◆ **Your goal**
Edit the data below by changing every "candle-body" to "candlestick-body". Reproduce all other text without changes.

Stored entries
################

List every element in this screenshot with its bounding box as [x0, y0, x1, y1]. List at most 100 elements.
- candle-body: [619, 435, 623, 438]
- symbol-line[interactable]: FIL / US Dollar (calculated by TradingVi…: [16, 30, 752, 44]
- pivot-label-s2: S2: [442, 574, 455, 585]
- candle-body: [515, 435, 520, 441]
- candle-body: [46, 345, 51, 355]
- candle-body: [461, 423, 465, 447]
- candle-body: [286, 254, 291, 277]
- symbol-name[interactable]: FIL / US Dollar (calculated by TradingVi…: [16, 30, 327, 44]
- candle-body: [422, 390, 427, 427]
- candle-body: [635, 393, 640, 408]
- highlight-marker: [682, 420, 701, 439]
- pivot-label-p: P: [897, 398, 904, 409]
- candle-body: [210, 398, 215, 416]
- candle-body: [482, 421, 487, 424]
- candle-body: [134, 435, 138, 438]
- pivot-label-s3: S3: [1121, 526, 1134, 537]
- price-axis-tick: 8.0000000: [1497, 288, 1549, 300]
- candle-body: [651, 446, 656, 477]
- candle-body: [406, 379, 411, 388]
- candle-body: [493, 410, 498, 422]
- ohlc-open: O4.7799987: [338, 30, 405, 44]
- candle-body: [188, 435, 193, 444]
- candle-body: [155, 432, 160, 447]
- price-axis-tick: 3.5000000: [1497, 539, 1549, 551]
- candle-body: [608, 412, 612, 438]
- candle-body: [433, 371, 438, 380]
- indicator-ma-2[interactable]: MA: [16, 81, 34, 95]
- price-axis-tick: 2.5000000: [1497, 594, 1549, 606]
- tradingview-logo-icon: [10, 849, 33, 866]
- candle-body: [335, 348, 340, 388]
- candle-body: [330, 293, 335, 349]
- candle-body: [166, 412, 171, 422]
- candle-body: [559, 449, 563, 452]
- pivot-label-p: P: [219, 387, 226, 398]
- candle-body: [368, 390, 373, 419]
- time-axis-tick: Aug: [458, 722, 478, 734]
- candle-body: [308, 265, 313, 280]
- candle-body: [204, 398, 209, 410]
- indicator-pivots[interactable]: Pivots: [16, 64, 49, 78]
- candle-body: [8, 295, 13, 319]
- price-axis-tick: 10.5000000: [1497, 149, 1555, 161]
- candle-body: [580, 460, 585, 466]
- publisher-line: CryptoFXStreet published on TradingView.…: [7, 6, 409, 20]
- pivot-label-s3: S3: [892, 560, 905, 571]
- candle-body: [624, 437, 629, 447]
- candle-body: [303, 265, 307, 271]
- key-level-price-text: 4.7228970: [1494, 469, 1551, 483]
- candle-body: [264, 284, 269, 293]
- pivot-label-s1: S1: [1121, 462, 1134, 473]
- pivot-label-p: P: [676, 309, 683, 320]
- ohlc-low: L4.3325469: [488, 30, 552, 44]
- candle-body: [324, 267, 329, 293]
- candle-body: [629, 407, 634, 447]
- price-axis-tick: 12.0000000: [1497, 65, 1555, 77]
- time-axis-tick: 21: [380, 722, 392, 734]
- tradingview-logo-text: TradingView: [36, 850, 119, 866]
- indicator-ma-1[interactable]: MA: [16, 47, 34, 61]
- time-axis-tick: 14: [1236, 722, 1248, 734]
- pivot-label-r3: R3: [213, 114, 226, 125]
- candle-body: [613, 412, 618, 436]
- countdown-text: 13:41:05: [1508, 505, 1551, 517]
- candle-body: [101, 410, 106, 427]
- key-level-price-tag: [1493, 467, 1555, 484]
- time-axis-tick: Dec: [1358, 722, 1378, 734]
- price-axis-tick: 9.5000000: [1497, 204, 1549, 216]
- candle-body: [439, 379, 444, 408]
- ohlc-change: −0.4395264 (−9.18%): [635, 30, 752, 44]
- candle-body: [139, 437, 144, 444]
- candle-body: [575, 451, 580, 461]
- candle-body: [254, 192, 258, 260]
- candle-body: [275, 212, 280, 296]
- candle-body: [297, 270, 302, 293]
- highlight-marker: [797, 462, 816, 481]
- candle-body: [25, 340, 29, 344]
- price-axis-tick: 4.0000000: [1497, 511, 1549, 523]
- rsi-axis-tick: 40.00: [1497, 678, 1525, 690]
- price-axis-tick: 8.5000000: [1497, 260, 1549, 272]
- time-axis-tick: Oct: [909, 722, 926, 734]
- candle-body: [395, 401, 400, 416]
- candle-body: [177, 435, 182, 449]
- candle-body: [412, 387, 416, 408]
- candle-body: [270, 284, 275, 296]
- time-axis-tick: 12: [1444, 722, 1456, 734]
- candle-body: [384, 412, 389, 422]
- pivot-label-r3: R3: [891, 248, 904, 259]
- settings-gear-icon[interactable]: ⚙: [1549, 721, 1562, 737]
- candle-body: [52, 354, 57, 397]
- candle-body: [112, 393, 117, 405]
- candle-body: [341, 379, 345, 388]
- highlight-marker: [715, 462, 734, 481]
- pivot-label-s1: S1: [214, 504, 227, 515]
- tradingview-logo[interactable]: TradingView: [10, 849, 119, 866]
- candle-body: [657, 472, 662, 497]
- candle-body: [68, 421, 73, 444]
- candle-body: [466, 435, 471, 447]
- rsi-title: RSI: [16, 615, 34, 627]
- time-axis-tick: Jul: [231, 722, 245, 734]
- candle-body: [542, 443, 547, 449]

################

◆ **Final result**
List every element in this screenshot with its bounding box as [x0, y0, x1, y1]. List at most 100 elements.
- candlestick-body: [619, 435, 623, 438]
- symbol-line[interactable]: FIL / US Dollar (calculated by TradingVi…: [16, 30, 752, 44]
- pivot-label-s2: S2: [442, 574, 455, 585]
- candlestick-body: [515, 435, 520, 441]
- candlestick-body: [46, 345, 51, 355]
- candlestick-body: [461, 423, 465, 447]
- candlestick-body: [286, 254, 291, 277]
- symbol-name[interactable]: FIL / US Dollar (calculated by TradingVi…: [16, 30, 327, 44]
- candlestick-body: [422, 390, 427, 427]
- candlestick-body: [635, 393, 640, 408]
- highlight-marker: [682, 420, 701, 439]
- pivot-label-p: P: [897, 398, 904, 409]
- candlestick-body: [210, 398, 215, 416]
- candlestick-body: [482, 421, 487, 424]
- candlestick-body: [134, 435, 138, 438]
- pivot-label-s3: S3: [1121, 526, 1134, 537]
- price-axis-tick: 8.0000000: [1497, 288, 1549, 300]
- candlestick-body: [651, 446, 656, 477]
- candlestick-body: [406, 379, 411, 388]
- candlestick-body: [493, 410, 498, 422]
- ohlc-open: O4.7799987: [338, 30, 405, 44]
- candlestick-body: [188, 435, 193, 444]
- candlestick-body: [155, 432, 160, 447]
- price-axis-tick: 3.5000000: [1497, 539, 1549, 551]
- candlestick-body: [608, 412, 612, 438]
- candlestick-body: [433, 371, 438, 380]
- indicator-ma-2[interactable]: MA: [16, 81, 34, 95]
- price-axis-tick: 2.5000000: [1497, 594, 1549, 606]
- tradingview-logo-icon: [10, 849, 33, 866]
- candlestick-body: [335, 348, 340, 388]
- candlestick-body: [330, 293, 335, 349]
- candlestick-body: [166, 412, 171, 422]
- candlestick-body: [559, 449, 563, 452]
- pivot-label-p: P: [219, 387, 226, 398]
- candlestick-body: [368, 390, 373, 419]
- time-axis-tick: Aug: [458, 722, 478, 734]
- candlestick-body: [308, 265, 313, 280]
- candlestick-body: [204, 398, 209, 410]
- indicator-pivots[interactable]: Pivots: [16, 64, 49, 78]
- candlestick-body: [8, 295, 13, 319]
- price-axis-tick: 10.5000000: [1497, 149, 1555, 161]
- candlestick-body: [580, 460, 585, 466]
- publisher-line: CryptoFXStreet published on TradingView.…: [7, 6, 409, 20]
- pivot-label-s3: S3: [892, 560, 905, 571]
- candlestick-body: [624, 437, 629, 447]
- candlestick-body: [303, 265, 307, 271]
- key-level-price-text: 4.7228970: [1494, 469, 1551, 483]
- candlestick-body: [264, 284, 269, 293]
- pivot-label-s1: S1: [1121, 462, 1134, 473]
- pivot-label-p: P: [676, 309, 683, 320]
- ohlc-low: L4.3325469: [488, 30, 552, 44]
- candlestick-body: [324, 267, 329, 293]
- candlestick-body: [629, 407, 634, 447]
- price-axis-tick: 12.0000000: [1497, 65, 1555, 77]
- time-axis-tick: 21: [380, 722, 392, 734]
- tradingview-logo-text: TradingView: [36, 850, 119, 866]
- indicator-ma-1[interactable]: MA: [16, 47, 34, 61]
- time-axis-tick: 14: [1236, 722, 1248, 734]
- pivot-label-r3: R3: [213, 114, 226, 125]
- candlestick-body: [613, 412, 618, 436]
- countdown-text: 13:41:05: [1508, 505, 1551, 517]
- candlestick-body: [101, 410, 106, 427]
- key-level-price-tag: [1493, 467, 1555, 484]
- time-axis-tick: Dec: [1358, 722, 1378, 734]
- price-axis-tick: 9.5000000: [1497, 204, 1549, 216]
- candlestick-body: [439, 379, 444, 408]
- ohlc-change: −0.4395264 (−9.18%): [635, 30, 752, 44]
- candlestick-body: [139, 437, 144, 444]
- candlestick-body: [575, 451, 580, 461]
- candlestick-body: [254, 192, 258, 260]
- candlestick-body: [275, 212, 280, 296]
- candlestick-body: [297, 270, 302, 293]
- highlight-marker: [797, 462, 816, 481]
- candlestick-body: [25, 340, 29, 344]
- price-axis-tick: 4.0000000: [1497, 511, 1549, 523]
- rsi-axis-tick: 40.00: [1497, 678, 1525, 690]
- price-axis-tick: 8.5000000: [1497, 260, 1549, 272]
- time-axis-tick: Oct: [909, 722, 926, 734]
- candlestick-body: [395, 401, 400, 416]
- candlestick-body: [177, 435, 182, 449]
- candlestick-body: [412, 387, 416, 408]
- candlestick-body: [270, 284, 275, 296]
- time-axis-tick: 12: [1444, 722, 1456, 734]
- candlestick-body: [384, 412, 389, 422]
- pivot-label-r3: R3: [891, 248, 904, 259]
- settings-gear-icon[interactable]: ⚙: [1549, 721, 1562, 737]
- candlestick-body: [52, 354, 57, 397]
- candlestick-body: [112, 393, 117, 405]
- candlestick-body: [341, 379, 345, 388]
- highlight-marker: [715, 462, 734, 481]
- pivot-label-s1: S1: [214, 504, 227, 515]
- tradingview-logo[interactable]: TradingView: [10, 849, 119, 866]
- candlestick-body: [657, 472, 662, 497]
- candlestick-body: [68, 421, 73, 444]
- candlestick-body: [466, 435, 471, 447]
- rsi-title: RSI: [16, 615, 34, 627]
- time-axis-tick: Jul: [231, 722, 245, 734]
- candlestick-body: [542, 443, 547, 449]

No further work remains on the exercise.